[Data listing]
================================

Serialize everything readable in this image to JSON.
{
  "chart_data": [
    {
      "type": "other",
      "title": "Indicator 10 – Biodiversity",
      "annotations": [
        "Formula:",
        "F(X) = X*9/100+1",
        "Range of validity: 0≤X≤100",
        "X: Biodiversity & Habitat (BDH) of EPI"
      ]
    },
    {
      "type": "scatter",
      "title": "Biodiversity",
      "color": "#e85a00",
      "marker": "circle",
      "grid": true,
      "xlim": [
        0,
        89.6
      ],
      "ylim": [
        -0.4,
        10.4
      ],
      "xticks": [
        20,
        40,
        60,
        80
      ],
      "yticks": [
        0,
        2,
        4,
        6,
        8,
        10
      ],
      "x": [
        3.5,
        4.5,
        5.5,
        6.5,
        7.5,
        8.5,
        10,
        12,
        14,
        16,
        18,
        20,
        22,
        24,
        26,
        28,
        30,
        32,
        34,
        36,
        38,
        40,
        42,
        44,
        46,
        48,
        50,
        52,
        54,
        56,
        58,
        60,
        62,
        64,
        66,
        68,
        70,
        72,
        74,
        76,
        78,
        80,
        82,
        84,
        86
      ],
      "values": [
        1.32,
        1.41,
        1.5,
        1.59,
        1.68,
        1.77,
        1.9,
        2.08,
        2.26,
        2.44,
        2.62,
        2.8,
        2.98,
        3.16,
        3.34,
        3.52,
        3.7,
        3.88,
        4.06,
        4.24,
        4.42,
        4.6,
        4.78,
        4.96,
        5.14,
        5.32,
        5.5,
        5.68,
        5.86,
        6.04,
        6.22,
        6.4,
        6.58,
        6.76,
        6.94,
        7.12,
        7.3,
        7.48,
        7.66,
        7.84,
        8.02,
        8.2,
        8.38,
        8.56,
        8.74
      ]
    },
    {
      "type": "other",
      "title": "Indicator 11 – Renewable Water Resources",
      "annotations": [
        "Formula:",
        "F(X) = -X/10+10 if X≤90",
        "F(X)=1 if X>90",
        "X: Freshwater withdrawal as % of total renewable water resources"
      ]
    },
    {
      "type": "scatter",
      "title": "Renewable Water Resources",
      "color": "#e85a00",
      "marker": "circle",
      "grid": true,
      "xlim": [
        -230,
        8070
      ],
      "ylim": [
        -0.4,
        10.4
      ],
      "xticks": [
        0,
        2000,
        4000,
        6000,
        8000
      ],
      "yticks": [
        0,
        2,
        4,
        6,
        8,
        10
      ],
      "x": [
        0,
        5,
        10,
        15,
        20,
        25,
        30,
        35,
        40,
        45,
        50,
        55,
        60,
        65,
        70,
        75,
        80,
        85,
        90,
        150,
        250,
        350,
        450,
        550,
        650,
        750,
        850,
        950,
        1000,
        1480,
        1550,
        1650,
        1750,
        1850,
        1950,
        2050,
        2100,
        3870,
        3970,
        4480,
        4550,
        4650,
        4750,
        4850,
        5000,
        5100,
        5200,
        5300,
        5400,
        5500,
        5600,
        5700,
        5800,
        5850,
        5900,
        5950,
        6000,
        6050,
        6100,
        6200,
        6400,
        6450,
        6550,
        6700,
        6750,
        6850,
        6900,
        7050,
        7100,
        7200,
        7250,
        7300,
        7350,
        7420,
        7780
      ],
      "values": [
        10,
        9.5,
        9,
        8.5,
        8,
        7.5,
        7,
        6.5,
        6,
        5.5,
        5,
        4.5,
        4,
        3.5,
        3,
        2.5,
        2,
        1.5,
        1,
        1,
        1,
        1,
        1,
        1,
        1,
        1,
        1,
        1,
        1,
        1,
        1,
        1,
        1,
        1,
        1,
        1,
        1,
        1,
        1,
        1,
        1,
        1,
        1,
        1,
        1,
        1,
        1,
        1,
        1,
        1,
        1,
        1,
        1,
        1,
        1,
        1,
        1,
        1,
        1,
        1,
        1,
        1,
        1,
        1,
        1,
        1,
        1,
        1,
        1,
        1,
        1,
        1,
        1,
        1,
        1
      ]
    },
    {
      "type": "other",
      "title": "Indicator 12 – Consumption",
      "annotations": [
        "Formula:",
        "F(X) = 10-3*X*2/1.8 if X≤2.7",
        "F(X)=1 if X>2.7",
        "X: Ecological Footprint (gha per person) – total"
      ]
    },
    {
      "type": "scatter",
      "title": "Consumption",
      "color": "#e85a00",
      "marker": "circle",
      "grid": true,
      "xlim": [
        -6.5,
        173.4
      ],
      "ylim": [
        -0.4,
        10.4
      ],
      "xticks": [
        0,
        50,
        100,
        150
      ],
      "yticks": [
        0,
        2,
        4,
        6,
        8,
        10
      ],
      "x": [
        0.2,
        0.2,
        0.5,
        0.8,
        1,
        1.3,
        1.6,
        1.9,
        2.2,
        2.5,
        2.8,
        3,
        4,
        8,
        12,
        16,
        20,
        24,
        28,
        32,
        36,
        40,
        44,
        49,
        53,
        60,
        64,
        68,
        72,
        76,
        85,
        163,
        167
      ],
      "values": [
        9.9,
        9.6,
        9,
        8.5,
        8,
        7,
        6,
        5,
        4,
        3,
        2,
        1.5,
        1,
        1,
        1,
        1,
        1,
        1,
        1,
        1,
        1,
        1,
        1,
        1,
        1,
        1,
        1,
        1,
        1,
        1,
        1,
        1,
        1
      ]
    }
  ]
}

================================

[What the task asks]: Retype the listing. Match it exactly.

[Solution]:
Serialize everything readable in this image to JSON.
{
  "chart_data": [
    {
      "type": "other",
      "title": "Indicator 10 – Biodiversity",
      "annotations": [
        "Formula:",
        "F(X) = X*9/100+1",
        "Range of validity: 0≤X≤100",
        "X: Biodiversity & Habitat (BDH) of EPI"
      ]
    },
    {
      "type": "scatter",
      "title": "Biodiversity",
      "color": "#e85a00",
      "marker": "circle",
      "grid": true,
      "xlim": [
        0,
        89.6
      ],
      "ylim": [
        -0.4,
        10.4
      ],
      "xticks": [
        20,
        40,
        60,
        80
      ],
      "yticks": [
        0,
        2,
        4,
        6,
        8,
        10
      ],
      "x": [
        3.5,
        4.5,
        5.5,
        6.5,
        7.5,
        8.5,
        10,
        12,
        14,
        16,
        18,
        20,
        22,
        24,
        26,
        28,
        30,
        32,
        34,
        36,
        38,
        40,
        42,
        44,
        46,
        48,
        50,
        52,
        54,
        56,
        58,
        60,
        62,
        64,
        66,
        68,
        70,
        72,
        74,
        76,
        78,
        80,
        82,
        84,
        86
      ],
      "values": [
        1.32,
        1.41,
        1.5,
        1.59,
        1.68,
        1.77,
        1.9,
        2.08,
        2.26,
        2.44,
        2.62,
        2.8,
        2.98,
        3.16,
        3.34,
        3.52,
        3.7,
        3.88,
        4.06,
        4.24,
        4.42,
        4.6,
        4.78,
        4.96,
        5.14,
        5.32,
        5.5,
        5.68,
        5.86,
        6.04,
        6.22,
        6.4,
        6.58,
        6.76,
        6.94,
        7.12,
        7.3,
        7.48,
        7.66,
        7.84,
        8.02,
        8.2,
        8.38,
        8.56,
        8.74
      ]
    },
    {
      "type": "other",
      "title": "Indicator 11 – Renewable Water Resources",
      "annotations": [
        "Formula:",
        "F(X) = -X/10+10 if X≤90",
        "F(X)=1 if X>90",
        "X: Freshwater withdrawal as % of total renewable water resources"
      ]
    },
    {
      "type": "scatter",
      "title": "Renewable Water Resources",
      "color": "#e85a00",
      "marker": "circle",
      "grid": true,
      "xlim": [
        -230,
        8070
      ],
      "ylim": [
        -0.4,
        10.4
      ],
      "xticks": [
        0,
        2000,
        4000,
        6000,
        8000
      ],
      "yticks": [
        0,
        2,
        4,
        6,
        8,
        10
      ],
      "x": [
        0,
        5,
        10,
        15,
        20,
        25,
        30,
        35,
        40,
        45,
        50,
        55,
        60,
        65,
        70,
        75,
        80,
        85,
        90,
        150,
        250,
        350,
        450,
        550,
        650,
        750,
        850,
        950,
        1000,
        1480,
        1550,
        1650,
        1750,
        1850,
        1950,
        2050,
        2100,
        3870,
        3970,
        4480,
        4550,
        4650,
        4750,
        4850,
        5000,
        5100,
        5200,
        5300,
        5400,
        5500,
        5600,
        5700,
        5800,
        5850,
        5900,
        5950,
        6000,
        6050,
        6100,
        6200,
        6400,
        6450,
        6550,
        6700,
        6750,
        6850,
        6900,
        7050,
        7100,
        7200,
        7250,
        7300,
        7350,
        7420,
        7780
      ],
      "values": [
        10,
        9.5,
        9,
        8.5,
        8,
        7.5,
        7,
        6.5,
        6,
        5.5,
        5,
        4.5,
        4,
        3.5,
        3,
        2.5,
        2,
        1.5,
        1,
        1,
        1,
        1,
        1,
        1,
        1,
        1,
        1,
        1,
        1,
        1,
        1,
        1,
        1,
        1,
        1,
        1,
        1,
        1,
        1,
        1,
        1,
        1,
        1,
        1,
        1,
        1,
        1,
        1,
        1,
        1,
        1,
        1,
        1,
        1,
        1,
        1,
        1,
        1,
        1,
        1,
        1,
        1,
        1,
        1,
        1,
        1,
        1,
        1,
        1,
        1,
        1,
        1,
        1,
        1,
        1
      ]
    },
    {
      "type": "other",
      "title": "Indicator 12 – Consumption",
      "annotations": [
        "Formula:",
        "F(X) = 10-3*X*2/1.8 if X≤2.7",
        "F(X)=1 if X>2.7",
        "X: Ecological Footprint (gha per person) – total"
      ]
    },
    {
      "type": "scatter",
      "title": "Consumption",
      "color": "#e85a00",
      "marker": "circle",
      "grid": true,
      "xlim": [
        -6.5,
        173.4
      ],
      "ylim": [
        -0.4,
        10.4
      ],
      "xticks": [
        0,
        50,
        100,
        150
      ],
      "yticks": [
        0,
        2,
        4,
        6,
        8,
        10
      ],
      "x": [
        0.2,
        0.2,
        0.5,
        0.8,
        1,
        1.3,
        1.6,
        1.9,
        2.2,
        2.5,
        2.8,
        3,
        4,
        8,
        12,
        16,
        20,
        24,
        28,
        32,
        36,
        40,
        44,
        49,
        53,
        60,
        64,
        68,
        72,
        76,
        85,
        163,
        167
      ],
      "values": [
        9.9,
        9.6,
        9,
        8.5,
        8,
        7,
        6,
        5,
        4,
        3,
        2,
        1.5,
        1,
        1,
        1,
        1,
        1,
        1,
        1,
        1,
        1,
        1,
        1,
        1,
        1,
        1,
        1,
        1,
        1,
        1,
        1,
        1,
        1
      ]
    }
  ]
}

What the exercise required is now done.